- WHAT TO PRODUCE -
Make an exact copy of the entries that come next.

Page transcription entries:

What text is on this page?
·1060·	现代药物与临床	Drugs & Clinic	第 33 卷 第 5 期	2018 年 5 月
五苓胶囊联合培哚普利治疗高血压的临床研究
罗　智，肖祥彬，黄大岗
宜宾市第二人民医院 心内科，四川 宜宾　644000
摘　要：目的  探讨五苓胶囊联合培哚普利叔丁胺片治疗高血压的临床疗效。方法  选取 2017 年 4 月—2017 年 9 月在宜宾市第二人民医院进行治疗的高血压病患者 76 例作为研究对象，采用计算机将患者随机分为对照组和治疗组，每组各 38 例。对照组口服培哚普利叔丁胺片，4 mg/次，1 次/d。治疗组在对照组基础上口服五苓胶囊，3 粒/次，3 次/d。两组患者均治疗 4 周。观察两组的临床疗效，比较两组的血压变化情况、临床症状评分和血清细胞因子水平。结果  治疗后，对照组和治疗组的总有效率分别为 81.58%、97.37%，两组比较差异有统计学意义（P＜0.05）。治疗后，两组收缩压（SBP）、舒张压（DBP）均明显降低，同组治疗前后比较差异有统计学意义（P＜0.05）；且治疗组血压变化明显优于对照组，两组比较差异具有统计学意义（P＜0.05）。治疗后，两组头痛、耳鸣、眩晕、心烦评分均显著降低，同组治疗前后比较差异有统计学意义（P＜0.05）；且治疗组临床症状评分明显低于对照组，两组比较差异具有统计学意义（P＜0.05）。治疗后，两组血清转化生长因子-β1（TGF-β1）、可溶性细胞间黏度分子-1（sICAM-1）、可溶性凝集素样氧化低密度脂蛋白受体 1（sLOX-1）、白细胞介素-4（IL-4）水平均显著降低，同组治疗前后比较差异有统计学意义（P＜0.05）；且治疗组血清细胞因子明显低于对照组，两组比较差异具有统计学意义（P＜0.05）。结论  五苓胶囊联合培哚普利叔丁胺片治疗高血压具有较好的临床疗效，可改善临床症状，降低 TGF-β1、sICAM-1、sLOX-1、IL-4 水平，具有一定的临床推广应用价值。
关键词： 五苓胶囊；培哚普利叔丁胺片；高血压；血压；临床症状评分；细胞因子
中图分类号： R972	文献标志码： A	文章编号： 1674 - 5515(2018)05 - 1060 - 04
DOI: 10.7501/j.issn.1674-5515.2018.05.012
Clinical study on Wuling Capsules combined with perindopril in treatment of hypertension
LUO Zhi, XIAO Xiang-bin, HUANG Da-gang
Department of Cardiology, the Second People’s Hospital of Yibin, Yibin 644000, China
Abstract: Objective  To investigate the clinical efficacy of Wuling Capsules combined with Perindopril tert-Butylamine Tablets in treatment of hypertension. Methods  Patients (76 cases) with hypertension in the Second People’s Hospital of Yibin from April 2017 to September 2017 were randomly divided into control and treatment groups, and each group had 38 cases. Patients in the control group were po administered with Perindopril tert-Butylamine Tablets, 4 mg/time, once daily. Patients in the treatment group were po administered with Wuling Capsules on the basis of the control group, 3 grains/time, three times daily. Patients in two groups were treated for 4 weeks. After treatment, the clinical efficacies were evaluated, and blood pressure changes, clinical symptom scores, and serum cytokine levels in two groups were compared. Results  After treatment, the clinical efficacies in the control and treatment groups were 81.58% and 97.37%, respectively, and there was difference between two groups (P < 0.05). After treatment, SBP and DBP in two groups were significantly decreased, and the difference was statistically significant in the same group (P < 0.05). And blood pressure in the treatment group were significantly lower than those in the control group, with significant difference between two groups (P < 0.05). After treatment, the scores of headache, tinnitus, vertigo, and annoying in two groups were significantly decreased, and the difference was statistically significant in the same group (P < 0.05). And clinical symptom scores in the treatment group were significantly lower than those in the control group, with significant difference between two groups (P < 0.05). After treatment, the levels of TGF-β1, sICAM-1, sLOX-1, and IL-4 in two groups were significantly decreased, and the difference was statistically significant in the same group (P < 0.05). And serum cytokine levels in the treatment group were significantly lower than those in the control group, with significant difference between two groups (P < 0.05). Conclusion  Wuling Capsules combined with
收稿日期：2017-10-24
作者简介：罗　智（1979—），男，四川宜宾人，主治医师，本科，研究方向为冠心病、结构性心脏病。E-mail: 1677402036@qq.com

- ANSWER AREA -
What text is on this page?
·1060·	现代药物与临床	Drugs & Clinic	第 33 卷 第 5 期	2018 年 5 月
五苓胶囊联合培哚普利治疗高血压的临床研究
罗　智，肖祥彬，黄大岗
宜宾市第二人民医院 心内科，四川 宜宾　644000
摘　要：目的  探讨五苓胶囊联合培哚普利叔丁胺片治疗高血压的临床疗效。方法  选取 2017 年 4 月—2017 年 9 月在宜宾市第二人民医院进行治疗的高血压病患者 76 例作为研究对象，采用计算机将患者随机分为对照组和治疗组，每组各 38 例。对照组口服培哚普利叔丁胺片，4 mg/次，1 次/d。治疗组在对照组基础上口服五苓胶囊，3 粒/次，3 次/d。两组患者均治疗 4 周。观察两组的临床疗效，比较两组的血压变化情况、临床症状评分和血清细胞因子水平。结果  治疗后，对照组和治疗组的总有效率分别为 81.58%、97.37%，两组比较差异有统计学意义（P＜0.05）。治疗后，两组收缩压（SBP）、舒张压（DBP）均明显降低，同组治疗前后比较差异有统计学意义（P＜0.05）；且治疗组血压变化明显优于对照组，两组比较差异具有统计学意义（P＜0.05）。治疗后，两组头痛、耳鸣、眩晕、心烦评分均显著降低，同组治疗前后比较差异有统计学意义（P＜0.05）；且治疗组临床症状评分明显低于对照组，两组比较差异具有统计学意义（P＜0.05）。治疗后，两组血清转化生长因子-β1（TGF-β1）、可溶性细胞间黏度分子-1（sICAM-1）、可溶性凝集素样氧化低密度脂蛋白受体 1（sLOX-1）、白细胞介素-4（IL-4）水平均显著降低，同组治疗前后比较差异有统计学意义（P＜0.05）；且治疗组血清细胞因子明显低于对照组，两组比较差异具有统计学意义（P＜0.05）。结论  五苓胶囊联合培哚普利叔丁胺片治疗高血压具有较好的临床疗效，可改善临床症状，降低 TGF-β1、sICAM-1、sLOX-1、IL-4 水平，具有一定的临床推广应用价值。
关键词： 五苓胶囊；培哚普利叔丁胺片；高血压；血压；临床症状评分；细胞因子
中图分类号： R972	文献标志码： A	文章编号： 1674 - 5515(2018)05 - 1060 - 04
DOI: 10.7501/j.issn.1674-5515.2018.05.012
Clinical study on Wuling Capsules combined with perindopril in treatment of hypertension
LUO Zhi, XIAO Xiang-bin, HUANG Da-gang
Department of Cardiology, the Second People’s Hospital of Yibin, Yibin 644000, China
Abstract: Objective  To investigate the clinical efficacy of Wuling Capsules combined with Perindopril tert-Butylamine Tablets in treatment of hypertension. Methods  Patients (76 cases) with hypertension in the Second People’s Hospital of Yibin from April 2017 to September 2017 were randomly divided into control and treatment groups, and each group had 38 cases. Patients in the control group were po administered with Perindopril tert-Butylamine Tablets, 4 mg/time, once daily. Patients in the treatment group were po administered with Wuling Capsules on the basis of the control group, 3 grains/time, three times daily. Patients in two groups were treated for 4 weeks. After treatment, the clinical efficacies were evaluated, and blood pressure changes, clinical symptom scores, and serum cytokine levels in two groups were compared. Results  After treatment, the clinical efficacies in the control and treatment groups were 81.58% and 97.37%, respectively, and there was difference between two groups (P < 0.05). After treatment, SBP and DBP in two groups were significantly decreased, and the difference was statistically significant in the same group (P < 0.05). And blood pressure in the treatment group were significantly lower than those in the control group, with significant difference between two groups (P < 0.05). After treatment, the scores of headache, tinnitus, vertigo, and annoying in two groups were significantly decreased, and the difference was statistically significant in the same group (P < 0.05). And clinical symptom scores in the treatment group were significantly lower than those in the control group, with significant difference between two groups (P < 0.05). After treatment, the levels of TGF-β1, sICAM-1, sLOX-1, and IL-4 in two groups were significantly decreased, and the difference was statistically significant in the same group (P < 0.05). And serum cytokine levels in the treatment group were significantly lower than those in the control group, with significant difference between two groups (P < 0.05). Conclusion  Wuling Capsules combined with
收稿日期：2017-10-24
作者简介：罗　智（1979—），男，四川宜宾人，主治医师，本科，研究方向为冠心病、结构性心脏病。E-mail: 1677402036@qq.com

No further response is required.